_WRITTEN TASK_
Take the material below and retype it in full; pictures are left out.
=== RECORDS PROVIDED ===
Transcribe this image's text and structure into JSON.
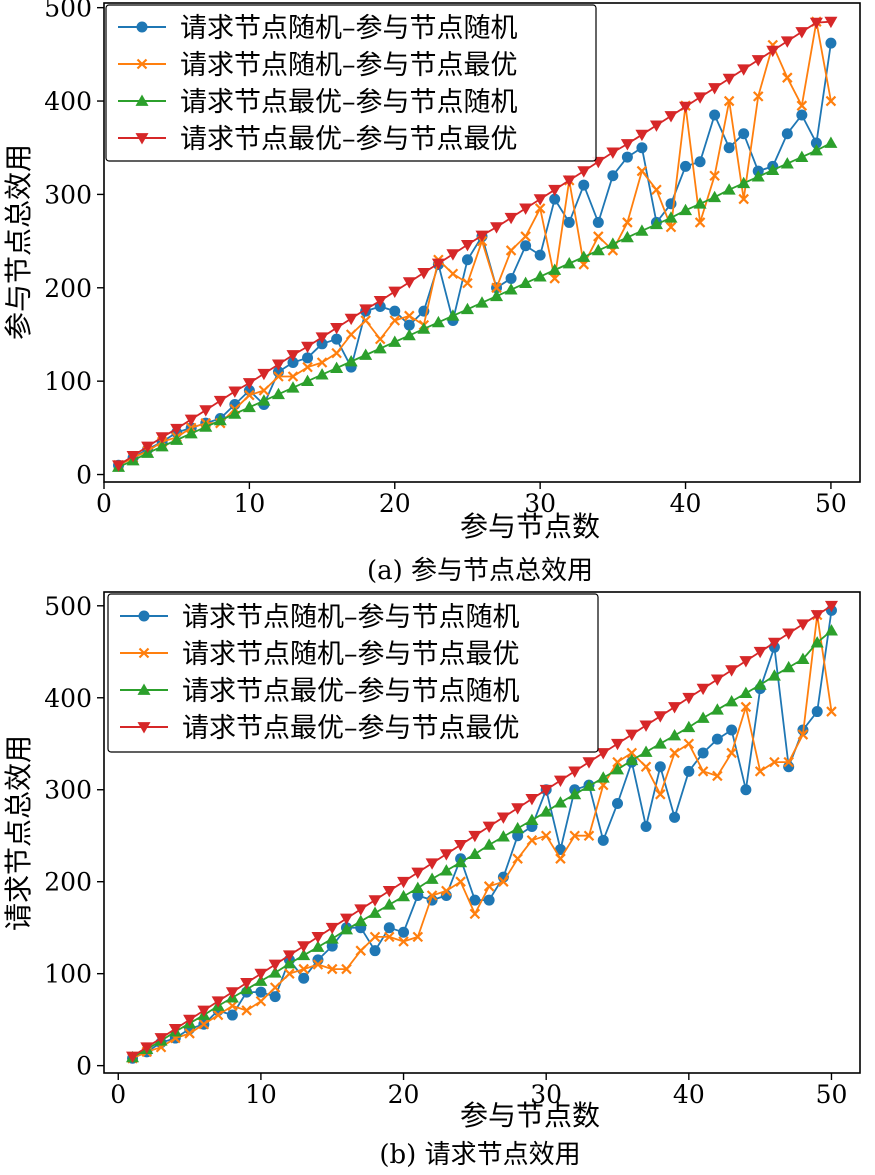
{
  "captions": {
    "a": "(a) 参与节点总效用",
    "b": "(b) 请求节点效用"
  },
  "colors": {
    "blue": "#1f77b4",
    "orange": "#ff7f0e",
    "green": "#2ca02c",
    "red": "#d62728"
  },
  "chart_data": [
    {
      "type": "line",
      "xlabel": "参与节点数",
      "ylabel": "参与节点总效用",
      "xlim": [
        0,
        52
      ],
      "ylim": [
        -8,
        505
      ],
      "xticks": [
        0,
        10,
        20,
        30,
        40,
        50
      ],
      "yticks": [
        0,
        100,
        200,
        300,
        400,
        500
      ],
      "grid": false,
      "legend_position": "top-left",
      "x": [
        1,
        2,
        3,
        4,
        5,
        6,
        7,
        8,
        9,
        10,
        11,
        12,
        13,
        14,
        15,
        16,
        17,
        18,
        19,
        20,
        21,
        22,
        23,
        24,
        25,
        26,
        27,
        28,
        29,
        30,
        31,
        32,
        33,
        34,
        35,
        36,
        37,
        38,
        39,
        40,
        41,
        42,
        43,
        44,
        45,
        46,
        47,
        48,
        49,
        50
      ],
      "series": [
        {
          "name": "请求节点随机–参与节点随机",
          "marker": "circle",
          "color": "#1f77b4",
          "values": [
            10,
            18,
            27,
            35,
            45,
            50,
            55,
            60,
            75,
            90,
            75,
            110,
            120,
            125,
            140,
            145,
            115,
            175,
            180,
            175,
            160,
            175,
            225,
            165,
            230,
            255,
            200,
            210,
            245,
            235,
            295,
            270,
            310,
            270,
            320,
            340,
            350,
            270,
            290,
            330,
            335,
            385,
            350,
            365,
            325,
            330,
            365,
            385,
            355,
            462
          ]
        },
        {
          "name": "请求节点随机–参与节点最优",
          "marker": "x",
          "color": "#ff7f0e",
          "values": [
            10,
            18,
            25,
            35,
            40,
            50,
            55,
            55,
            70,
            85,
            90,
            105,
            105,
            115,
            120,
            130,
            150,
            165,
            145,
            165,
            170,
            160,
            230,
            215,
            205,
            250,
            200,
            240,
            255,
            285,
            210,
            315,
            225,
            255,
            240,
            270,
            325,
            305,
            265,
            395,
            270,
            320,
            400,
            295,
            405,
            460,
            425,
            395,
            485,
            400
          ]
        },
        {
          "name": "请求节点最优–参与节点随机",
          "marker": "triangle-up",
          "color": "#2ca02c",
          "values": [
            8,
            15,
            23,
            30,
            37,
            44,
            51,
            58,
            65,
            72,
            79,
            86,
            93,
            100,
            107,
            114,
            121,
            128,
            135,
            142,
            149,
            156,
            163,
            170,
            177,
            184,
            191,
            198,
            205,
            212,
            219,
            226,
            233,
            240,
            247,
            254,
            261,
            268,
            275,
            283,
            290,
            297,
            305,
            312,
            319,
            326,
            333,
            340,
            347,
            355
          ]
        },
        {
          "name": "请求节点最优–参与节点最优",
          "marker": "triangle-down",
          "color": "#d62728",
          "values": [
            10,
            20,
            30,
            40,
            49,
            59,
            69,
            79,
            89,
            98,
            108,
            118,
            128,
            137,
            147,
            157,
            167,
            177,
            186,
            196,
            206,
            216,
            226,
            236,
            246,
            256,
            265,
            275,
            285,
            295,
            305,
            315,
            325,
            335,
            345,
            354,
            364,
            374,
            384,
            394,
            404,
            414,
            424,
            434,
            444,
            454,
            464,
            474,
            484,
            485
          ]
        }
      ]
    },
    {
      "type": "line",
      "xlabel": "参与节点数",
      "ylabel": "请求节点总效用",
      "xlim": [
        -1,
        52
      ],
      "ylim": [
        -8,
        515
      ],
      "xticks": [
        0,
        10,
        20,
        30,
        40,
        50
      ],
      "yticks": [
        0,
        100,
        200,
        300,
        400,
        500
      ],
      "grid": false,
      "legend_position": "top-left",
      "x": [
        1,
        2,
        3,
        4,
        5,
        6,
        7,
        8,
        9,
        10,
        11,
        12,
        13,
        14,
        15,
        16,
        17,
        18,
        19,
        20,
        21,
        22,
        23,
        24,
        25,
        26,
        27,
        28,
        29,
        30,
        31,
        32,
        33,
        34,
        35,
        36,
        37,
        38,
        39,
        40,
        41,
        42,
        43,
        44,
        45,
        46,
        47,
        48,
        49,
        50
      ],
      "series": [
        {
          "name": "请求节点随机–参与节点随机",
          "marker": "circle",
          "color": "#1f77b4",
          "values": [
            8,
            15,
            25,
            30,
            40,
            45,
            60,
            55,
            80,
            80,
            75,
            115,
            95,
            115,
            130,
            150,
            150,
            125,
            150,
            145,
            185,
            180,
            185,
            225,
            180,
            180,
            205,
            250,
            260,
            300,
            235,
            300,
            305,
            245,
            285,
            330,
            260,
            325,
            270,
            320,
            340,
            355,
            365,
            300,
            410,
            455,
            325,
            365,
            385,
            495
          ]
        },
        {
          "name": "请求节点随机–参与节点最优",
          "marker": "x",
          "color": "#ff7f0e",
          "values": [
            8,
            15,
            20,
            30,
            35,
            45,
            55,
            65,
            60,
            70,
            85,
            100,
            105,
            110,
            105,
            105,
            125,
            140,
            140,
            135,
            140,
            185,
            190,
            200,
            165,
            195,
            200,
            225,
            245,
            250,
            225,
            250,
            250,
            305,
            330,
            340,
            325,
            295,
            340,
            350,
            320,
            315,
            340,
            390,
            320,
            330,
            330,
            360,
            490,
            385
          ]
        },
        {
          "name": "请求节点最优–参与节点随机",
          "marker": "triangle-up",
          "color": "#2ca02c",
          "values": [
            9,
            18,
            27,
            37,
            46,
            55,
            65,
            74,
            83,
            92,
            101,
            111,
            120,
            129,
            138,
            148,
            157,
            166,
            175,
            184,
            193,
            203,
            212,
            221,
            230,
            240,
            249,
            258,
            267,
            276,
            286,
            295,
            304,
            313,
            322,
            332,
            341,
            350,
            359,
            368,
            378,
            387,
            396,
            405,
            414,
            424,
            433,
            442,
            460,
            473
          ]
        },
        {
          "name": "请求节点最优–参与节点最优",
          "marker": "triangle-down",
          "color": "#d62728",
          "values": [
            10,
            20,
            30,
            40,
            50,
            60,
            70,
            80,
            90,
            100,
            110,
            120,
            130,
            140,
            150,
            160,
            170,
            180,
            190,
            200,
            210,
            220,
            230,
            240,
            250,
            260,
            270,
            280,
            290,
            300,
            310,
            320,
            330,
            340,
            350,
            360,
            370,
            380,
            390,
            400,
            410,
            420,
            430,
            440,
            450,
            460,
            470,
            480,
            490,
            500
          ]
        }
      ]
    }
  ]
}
===
_EXERCISE RESPONSE_
Transcribe this image's text and structure into JSON.
{
  "captions": {
    "a": "(a) 参与节点总效用",
    "b": "(b) 请求节点效用"
  },
  "colors": {
    "blue": "#1f77b4",
    "orange": "#ff7f0e",
    "green": "#2ca02c",
    "red": "#d62728"
  },
  "chart_data": [
    {
      "type": "line",
      "xlabel": "参与节点数",
      "ylabel": "参与节点总效用",
      "xlim": [
        0,
        52
      ],
      "ylim": [
        -8,
        505
      ],
      "xticks": [
        0,
        10,
        20,
        30,
        40,
        50
      ],
      "yticks": [
        0,
        100,
        200,
        300,
        400,
        500
      ],
      "grid": false,
      "legend_position": "top-left",
      "x": [
        1,
        2,
        3,
        4,
        5,
        6,
        7,
        8,
        9,
        10,
        11,
        12,
        13,
        14,
        15,
        16,
        17,
        18,
        19,
        20,
        21,
        22,
        23,
        24,
        25,
        26,
        27,
        28,
        29,
        30,
        31,
        32,
        33,
        34,
        35,
        36,
        37,
        38,
        39,
        40,
        41,
        42,
        43,
        44,
        45,
        46,
        47,
        48,
        49,
        50
      ],
      "series": [
        {
          "name": "请求节点随机–参与节点随机",
          "marker": "circle",
          "color": "#1f77b4",
          "values": [
            10,
            18,
            27,
            35,
            45,
            50,
            55,
            60,
            75,
            90,
            75,
            110,
            120,
            125,
            140,
            145,
            115,
            175,
            180,
            175,
            160,
            175,
            225,
            165,
            230,
            255,
            200,
            210,
            245,
            235,
            295,
            270,
            310,
            270,
            320,
            340,
            350,
            270,
            290,
            330,
            335,
            385,
            350,
            365,
            325,
            330,
            365,
            385,
            355,
            462
          ]
        },
        {
          "name": "请求节点随机–参与节点最优",
          "marker": "x",
          "color": "#ff7f0e",
          "values": [
            10,
            18,
            25,
            35,
            40,
            50,
            55,
            55,
            70,
            85,
            90,
            105,
            105,
            115,
            120,
            130,
            150,
            165,
            145,
            165,
            170,
            160,
            230,
            215,
            205,
            250,
            200,
            240,
            255,
            285,
            210,
            315,
            225,
            255,
            240,
            270,
            325,
            305,
            265,
            395,
            270,
            320,
            400,
            295,
            405,
            460,
            425,
            395,
            485,
            400
          ]
        },
        {
          "name": "请求节点最优–参与节点随机",
          "marker": "triangle-up",
          "color": "#2ca02c",
          "values": [
            8,
            15,
            23,
            30,
            37,
            44,
            51,
            58,
            65,
            72,
            79,
            86,
            93,
            100,
            107,
            114,
            121,
            128,
            135,
            142,
            149,
            156,
            163,
            170,
            177,
            184,
            191,
            198,
            205,
            212,
            219,
            226,
            233,
            240,
            247,
            254,
            261,
            268,
            275,
            283,
            290,
            297,
            305,
            312,
            319,
            326,
            333,
            340,
            347,
            355
          ]
        },
        {
          "name": "请求节点最优–参与节点最优",
          "marker": "triangle-down",
          "color": "#d62728",
          "values": [
            10,
            20,
            30,
            40,
            49,
            59,
            69,
            79,
            89,
            98,
            108,
            118,
            128,
            137,
            147,
            157,
            167,
            177,
            186,
            196,
            206,
            216,
            226,
            236,
            246,
            256,
            265,
            275,
            285,
            295,
            305,
            315,
            325,
            335,
            345,
            354,
            364,
            374,
            384,
            394,
            404,
            414,
            424,
            434,
            444,
            454,
            464,
            474,
            484,
            485
          ]
        }
      ]
    },
    {
      "type": "line",
      "xlabel": "参与节点数",
      "ylabel": "请求节点总效用",
      "xlim": [
        -1,
        52
      ],
      "ylim": [
        -8,
        515
      ],
      "xticks": [
        0,
        10,
        20,
        30,
        40,
        50
      ],
      "yticks": [
        0,
        100,
        200,
        300,
        400,
        500
      ],
      "grid": false,
      "legend_position": "top-left",
      "x": [
        1,
        2,
        3,
        4,
        5,
        6,
        7,
        8,
        9,
        10,
        11,
        12,
        13,
        14,
        15,
        16,
        17,
        18,
        19,
        20,
        21,
        22,
        23,
        24,
        25,
        26,
        27,
        28,
        29,
        30,
        31,
        32,
        33,
        34,
        35,
        36,
        37,
        38,
        39,
        40,
        41,
        42,
        43,
        44,
        45,
        46,
        47,
        48,
        49,
        50
      ],
      "series": [
        {
          "name": "请求节点随机–参与节点随机",
          "marker": "circle",
          "color": "#1f77b4",
          "values": [
            8,
            15,
            25,
            30,
            40,
            45,
            60,
            55,
            80,
            80,
            75,
            115,
            95,
            115,
            130,
            150,
            150,
            125,
            150,
            145,
            185,
            180,
            185,
            225,
            180,
            180,
            205,
            250,
            260,
            300,
            235,
            300,
            305,
            245,
            285,
            330,
            260,
            325,
            270,
            320,
            340,
            355,
            365,
            300,
            410,
            455,
            325,
            365,
            385,
            495
          ]
        },
        {
          "name": "请求节点随机–参与节点最优",
          "marker": "x",
          "color": "#ff7f0e",
          "values": [
            8,
            15,
            20,
            30,
            35,
            45,
            55,
            65,
            60,
            70,
            85,
            100,
            105,
            110,
            105,
            105,
            125,
            140,
            140,
            135,
            140,
            185,
            190,
            200,
            165,
            195,
            200,
            225,
            245,
            250,
            225,
            250,
            250,
            305,
            330,
            340,
            325,
            295,
            340,
            350,
            320,
            315,
            340,
            390,
            320,
            330,
            330,
            360,
            490,
            385
          ]
        },
        {
          "name": "请求节点最优–参与节点随机",
          "marker": "triangle-up",
          "color": "#2ca02c",
          "values": [
            9,
            18,
            27,
            37,
            46,
            55,
            65,
            74,
            83,
            92,
            101,
            111,
            120,
            129,
            138,
            148,
            157,
            166,
            175,
            184,
            193,
            203,
            212,
            221,
            230,
            240,
            249,
            258,
            267,
            276,
            286,
            295,
            304,
            313,
            322,
            332,
            341,
            350,
            359,
            368,
            378,
            387,
            396,
            405,
            414,
            424,
            433,
            442,
            460,
            473
          ]
        },
        {
          "name": "请求节点最优–参与节点最优",
          "marker": "triangle-down",
          "color": "#d62728",
          "values": [
            10,
            20,
            30,
            40,
            50,
            60,
            70,
            80,
            90,
            100,
            110,
            120,
            130,
            140,
            150,
            160,
            170,
            180,
            190,
            200,
            210,
            220,
            230,
            240,
            250,
            260,
            270,
            280,
            290,
            300,
            310,
            320,
            330,
            340,
            350,
            360,
            370,
            380,
            390,
            400,
            410,
            420,
            430,
            440,
            450,
            460,
            470,
            480,
            490,
            500
          ]
        }
      ]
    }
  ]
}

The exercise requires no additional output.